## PROMPT
Your task is to repeat the entries word for word while leaving out the pictures.
____ SUPPLIED DATA
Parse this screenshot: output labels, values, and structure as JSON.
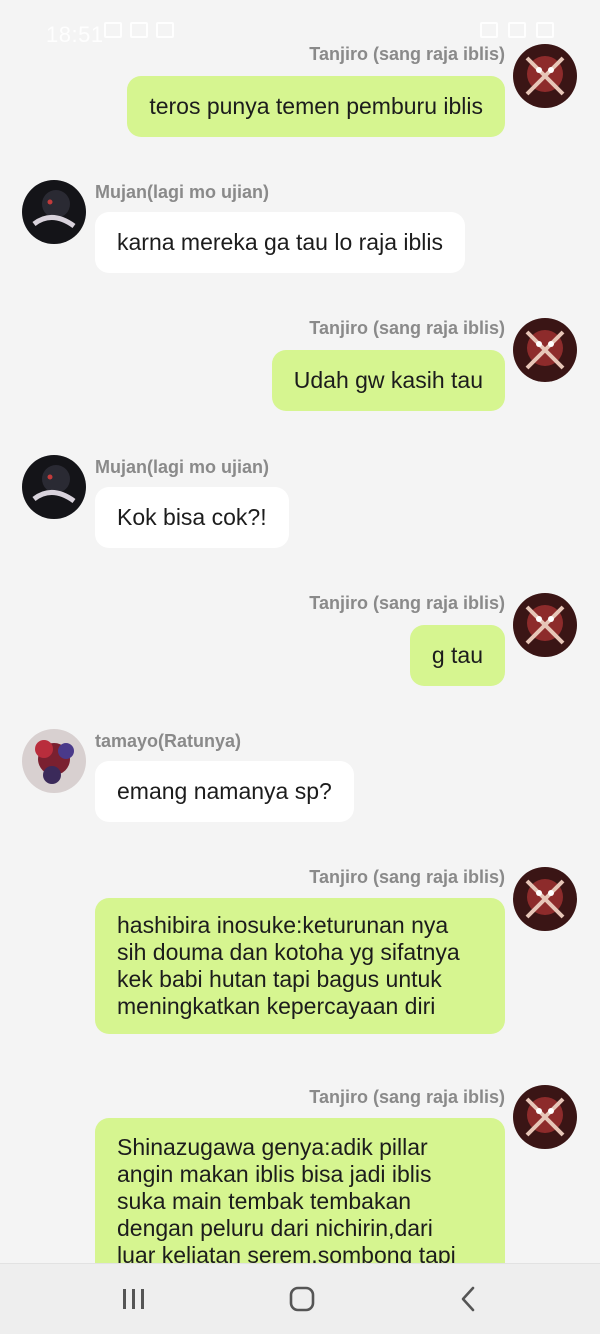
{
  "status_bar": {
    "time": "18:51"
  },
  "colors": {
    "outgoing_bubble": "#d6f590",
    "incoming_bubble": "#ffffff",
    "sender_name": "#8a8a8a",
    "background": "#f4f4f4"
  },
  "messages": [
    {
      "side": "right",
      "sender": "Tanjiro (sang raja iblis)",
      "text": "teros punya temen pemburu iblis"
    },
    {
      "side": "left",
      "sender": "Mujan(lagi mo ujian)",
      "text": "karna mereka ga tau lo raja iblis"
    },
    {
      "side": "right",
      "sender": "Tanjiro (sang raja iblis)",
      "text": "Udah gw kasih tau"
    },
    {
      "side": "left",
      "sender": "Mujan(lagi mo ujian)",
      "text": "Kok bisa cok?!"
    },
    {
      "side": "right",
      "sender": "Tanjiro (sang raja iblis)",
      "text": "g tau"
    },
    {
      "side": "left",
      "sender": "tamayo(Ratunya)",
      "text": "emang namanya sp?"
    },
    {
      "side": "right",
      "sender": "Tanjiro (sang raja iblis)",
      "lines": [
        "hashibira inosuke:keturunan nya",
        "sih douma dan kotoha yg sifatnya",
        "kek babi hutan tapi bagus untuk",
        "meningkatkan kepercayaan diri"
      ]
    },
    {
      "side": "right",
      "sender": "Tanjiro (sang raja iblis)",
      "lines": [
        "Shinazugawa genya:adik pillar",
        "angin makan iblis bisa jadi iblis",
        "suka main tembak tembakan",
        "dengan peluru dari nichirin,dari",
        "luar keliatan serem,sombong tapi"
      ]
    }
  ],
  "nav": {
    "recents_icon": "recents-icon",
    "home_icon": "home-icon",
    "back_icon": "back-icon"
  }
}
________
## FULL ANSWER
Parse this screenshot: output labels, values, and structure as JSON.
{
  "status_bar": {
    "time": "18:51"
  },
  "colors": {
    "outgoing_bubble": "#d6f590",
    "incoming_bubble": "#ffffff",
    "sender_name": "#8a8a8a",
    "background": "#f4f4f4"
  },
  "messages": [
    {
      "side": "right",
      "sender": "Tanjiro (sang raja iblis)",
      "text": "teros punya temen pemburu iblis"
    },
    {
      "side": "left",
      "sender": "Mujan(lagi mo ujian)",
      "text": "karna mereka ga tau lo raja iblis"
    },
    {
      "side": "right",
      "sender": "Tanjiro (sang raja iblis)",
      "text": "Udah gw kasih tau"
    },
    {
      "side": "left",
      "sender": "Mujan(lagi mo ujian)",
      "text": "Kok bisa cok?!"
    },
    {
      "side": "right",
      "sender": "Tanjiro (sang raja iblis)",
      "text": "g tau"
    },
    {
      "side": "left",
      "sender": "tamayo(Ratunya)",
      "text": "emang namanya sp?"
    },
    {
      "side": "right",
      "sender": "Tanjiro (sang raja iblis)",
      "lines": [
        "hashibira inosuke:keturunan nya",
        "sih douma dan kotoha yg sifatnya",
        "kek babi hutan tapi bagus untuk",
        "meningkatkan kepercayaan diri"
      ]
    },
    {
      "side": "right",
      "sender": "Tanjiro (sang raja iblis)",
      "lines": [
        "Shinazugawa genya:adik pillar",
        "angin makan iblis bisa jadi iblis",
        "suka main tembak tembakan",
        "dengan peluru dari nichirin,dari",
        "luar keliatan serem,sombong tapi"
      ]
    }
  ],
  "nav": {
    "recents_icon": "recents-icon",
    "home_icon": "home-icon",
    "back_icon": "back-icon"
  }
}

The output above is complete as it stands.